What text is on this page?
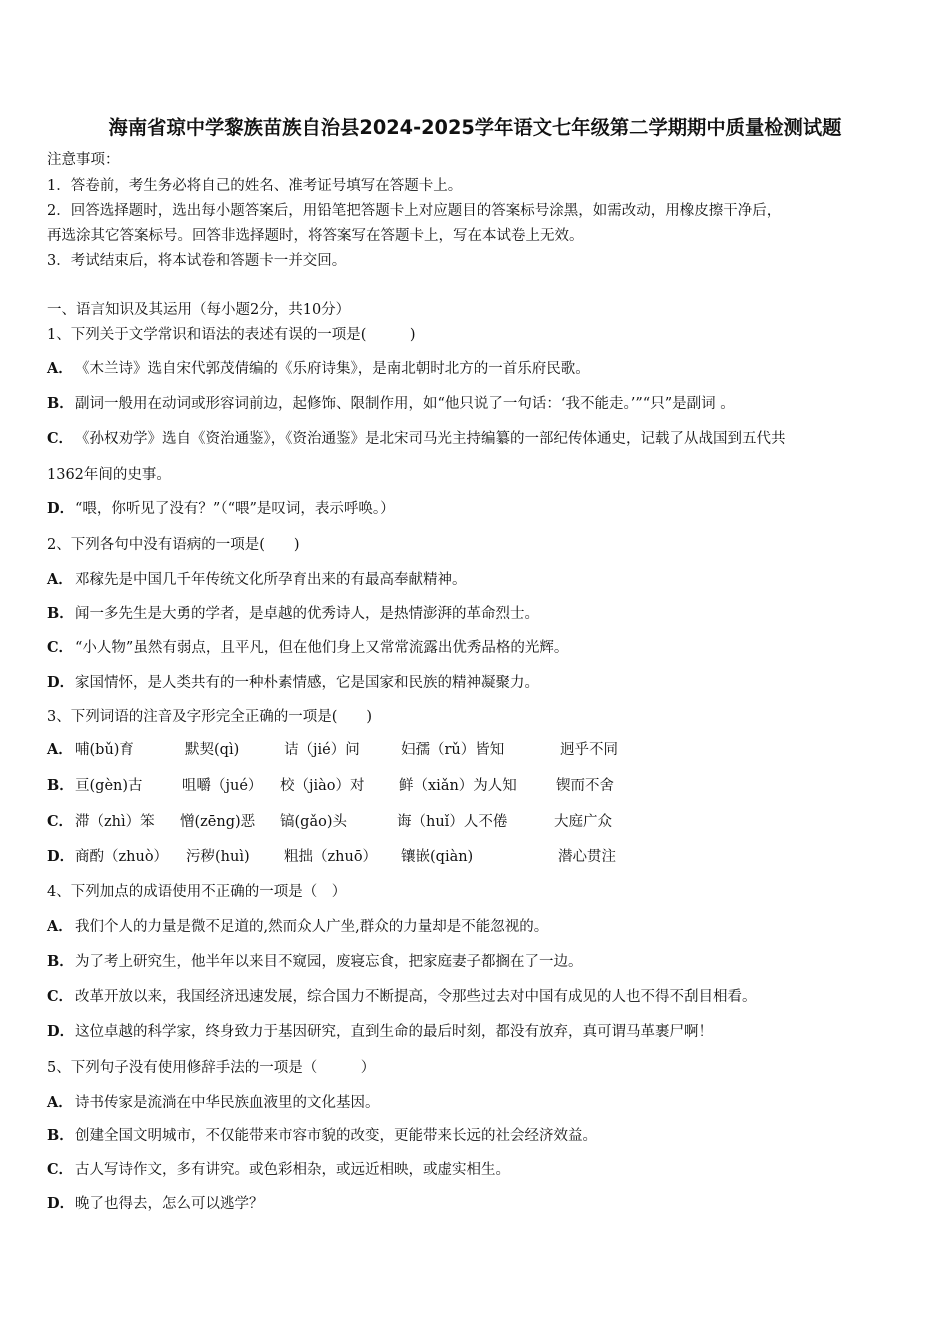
海南省琼中学黎族苗族自治县2024-2025学年语文七年级第二学期期中质量检测试题
注意事项：
1．答卷前，考生务必将自己的姓名、准考证号填写在答题卡上。
2．回答选择题时，选出每小题答案后，用铅笔把答题卡上对应题目的答案标号涂黑，如需改动，用橡皮擦干净后，
再选涂其它答案标号。回答非选择题时，将答案写在答题卡上，写在本试卷上无效。
3．考试结束后，将本试卷和答题卡一并交回。
一、语言知识及其运用（每小题2分，共10分）
1、下列关于文学常识和语法的表述有误的一项是(　　　)
A． 《木兰诗》选自宋代郭茂倩编的《乐府诗集》，是南北朝时北方的一首乐府民歌。
B．副词一般用在动词或形容词前边，起修饰、限制作用，如“他只说了一句话：‘我不能走。’”“只”是副词 。
C． 《孙权劝学》选自《资治通鉴》，《资治通鉴》是北宋司马光主持编纂的一部纪传体通史，记载了从战国到五代共
1362年间的史事。
D．“喂，你听见了没有？”（“喂”是叹词，表示呼唤。）
2、下列各句中没有语病的一项是(　　)
A． 邓稼先是中国几千年传统文化所孕育出来的有最高奉献精神。
B．闻一多先生是大勇的学者，是卓越的优秀诗人，是热情澎湃的革命烈士。
C． “小人物”虽然有弱点，且平凡，但在他们身上又常常流露出优秀品格的光辉。
D．家国情怀，是人类共有的一种朴素情感，它是国家和民族的精神凝聚力。
3、下列词语的注音及字形完全正确的一项是(　　)
A． 哺(bǔ)育	默契(qì)	诘（jié）问	妇孺（rǔ）皆知	迥乎不同
B． 亘(gèn)古	咀嚼（jué） 校（jiào）对 鲜（xiǎn）为人知	锲而不舍
C． 滞（zhì）笨 憎(zēng)恶 镐(gǎo)头	诲（huǐ）人不倦	大庭广众
D． 商酌（zhuò） 污秽(huì) 粗拙（zhuō） 镶嵌(qiàn)	潜心贯注
4、下列加点的成语使用不正确的一项是（　）
A． 我们个人的力量是微不足道的,然而众人广坐,群众的力量却是不能忽视的。
B．为了考上研究生，他半年以来目不窥园，废寝忘食，把家庭妻子都搁在了一边。
C． 改革开放以来，我国经济迅速发展，综合国力不断提高，令那些过去对中国有成见的人也不得不刮目相看。
D．这位卓越的科学家，终身致力于基因研究，直到生命的最后时刻，都没有放弃，真可谓马革裹尸啊！
5、下列句子没有使用修辞手法的一项是（　　　）
A． 诗书传家是流淌在中华民族血液里的文化基因。
B．创建全国文明城市，不仅能带来市容市貌的改变，更能带来长远的社会经济效益。
C． 古人写诗作文，多有讲究。或色彩相杂，或远近相映，或虚实相生。
D．晚了也得去，怎么可以逃学？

---*---

TASK TO COMPLETE:
Copy the material above exactly and drop the pictures.

TASK OUTPUT:
What text is on this page?
海南省琼中学黎族苗族自治县2024-2025学年语文七年级第二学期期中质量检测试题
注意事项：
1．答卷前，考生务必将自己的姓名、准考证号填写在答题卡上。
2．回答选择题时，选出每小题答案后，用铅笔把答题卡上对应题目的答案标号涂黑，如需改动，用橡皮擦干净后，
再选涂其它答案标号。回答非选择题时，将答案写在答题卡上，写在本试卷上无效。
3．考试结束后，将本试卷和答题卡一并交回。
一、语言知识及其运用（每小题2分，共10分）
1、下列关于文学常识和语法的表述有误的一项是(　　　)
A． 《木兰诗》选自宋代郭茂倩编的《乐府诗集》，是南北朝时北方的一首乐府民歌。
B．副词一般用在动词或形容词前边，起修饰、限制作用，如“他只说了一句话：‘我不能走。’”“只”是副词 。
C． 《孙权劝学》选自《资治通鉴》，《资治通鉴》是北宋司马光主持编纂的一部纪传体通史，记载了从战国到五代共
1362年间的史事。
D．“喂，你听见了没有？”（“喂”是叹词，表示呼唤。）
2、下列各句中没有语病的一项是(　　)
A． 邓稼先是中国几千年传统文化所孕育出来的有最高奉献精神。
B．闻一多先生是大勇的学者，是卓越的优秀诗人，是热情澎湃的革命烈士。
C． “小人物”虽然有弱点，且平凡，但在他们身上又常常流露出优秀品格的光辉。
D．家国情怀，是人类共有的一种朴素情感，它是国家和民族的精神凝聚力。
3、下列词语的注音及字形完全正确的一项是(　　)
A． 哺(bǔ)育	默契(qì)	诘（jié）问	妇孺（rǔ）皆知	迥乎不同
B． 亘(gèn)古	咀嚼（jué） 校（jiào）对 鲜（xiǎn）为人知	锲而不舍
C． 滞（zhì）笨 憎(zēng)恶 镐(gǎo)头	诲（huǐ）人不倦	大庭广众
D． 商酌（zhuò） 污秽(huì) 粗拙（zhuō） 镶嵌(qiàn)	潜心贯注
4、下列加点的成语使用不正确的一项是（　）
A． 我们个人的力量是微不足道的,然而众人广坐,群众的力量却是不能忽视的。
B．为了考上研究生，他半年以来目不窥园，废寝忘食，把家庭妻子都搁在了一边。
C． 改革开放以来，我国经济迅速发展，综合国力不断提高，令那些过去对中国有成见的人也不得不刮目相看。
D．这位卓越的科学家，终身致力于基因研究，直到生命的最后时刻，都没有放弃，真可谓马革裹尸啊！
5、下列句子没有使用修辞手法的一项是（　　　）
A． 诗书传家是流淌在中华民族血液里的文化基因。
B．创建全国文明城市，不仅能带来市容市貌的改变，更能带来长远的社会经济效益。
C． 古人写诗作文，多有讲究。或色彩相杂，或远近相映，或虚实相生。
D．晚了也得去，怎么可以逃学？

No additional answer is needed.